Dataset entries on figures
-- -- --
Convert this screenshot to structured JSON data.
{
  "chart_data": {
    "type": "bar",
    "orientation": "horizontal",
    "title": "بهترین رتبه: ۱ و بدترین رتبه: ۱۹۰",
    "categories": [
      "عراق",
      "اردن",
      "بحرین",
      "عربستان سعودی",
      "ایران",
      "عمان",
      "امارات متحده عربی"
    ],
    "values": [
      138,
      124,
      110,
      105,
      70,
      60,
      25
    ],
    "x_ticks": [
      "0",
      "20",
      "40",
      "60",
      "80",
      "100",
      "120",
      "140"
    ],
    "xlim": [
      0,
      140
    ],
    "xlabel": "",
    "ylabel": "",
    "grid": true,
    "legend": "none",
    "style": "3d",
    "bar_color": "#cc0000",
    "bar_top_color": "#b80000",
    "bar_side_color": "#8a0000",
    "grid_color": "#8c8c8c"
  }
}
-- -- --
Objective:
Quote the listing in full, please, keeping every line exact.

Complete answer:
Convert this screenshot to structured JSON data.
{
  "chart_data": {
    "type": "bar",
    "orientation": "horizontal",
    "title": "بهترین رتبه: ۱ و بدترین رتبه: ۱۹۰",
    "categories": [
      "عراق",
      "اردن",
      "بحرین",
      "عربستان سعودی",
      "ایران",
      "عمان",
      "امارات متحده عربی"
    ],
    "values": [
      138,
      124,
      110,
      105,
      70,
      60,
      25
    ],
    "x_ticks": [
      "0",
      "20",
      "40",
      "60",
      "80",
      "100",
      "120",
      "140"
    ],
    "xlim": [
      0,
      140
    ],
    "xlabel": "",
    "ylabel": "",
    "grid": true,
    "legend": "none",
    "style": "3d",
    "bar_color": "#cc0000",
    "bar_top_color": "#b80000",
    "bar_side_color": "#8a0000",
    "grid_color": "#8c8c8c"
  }
}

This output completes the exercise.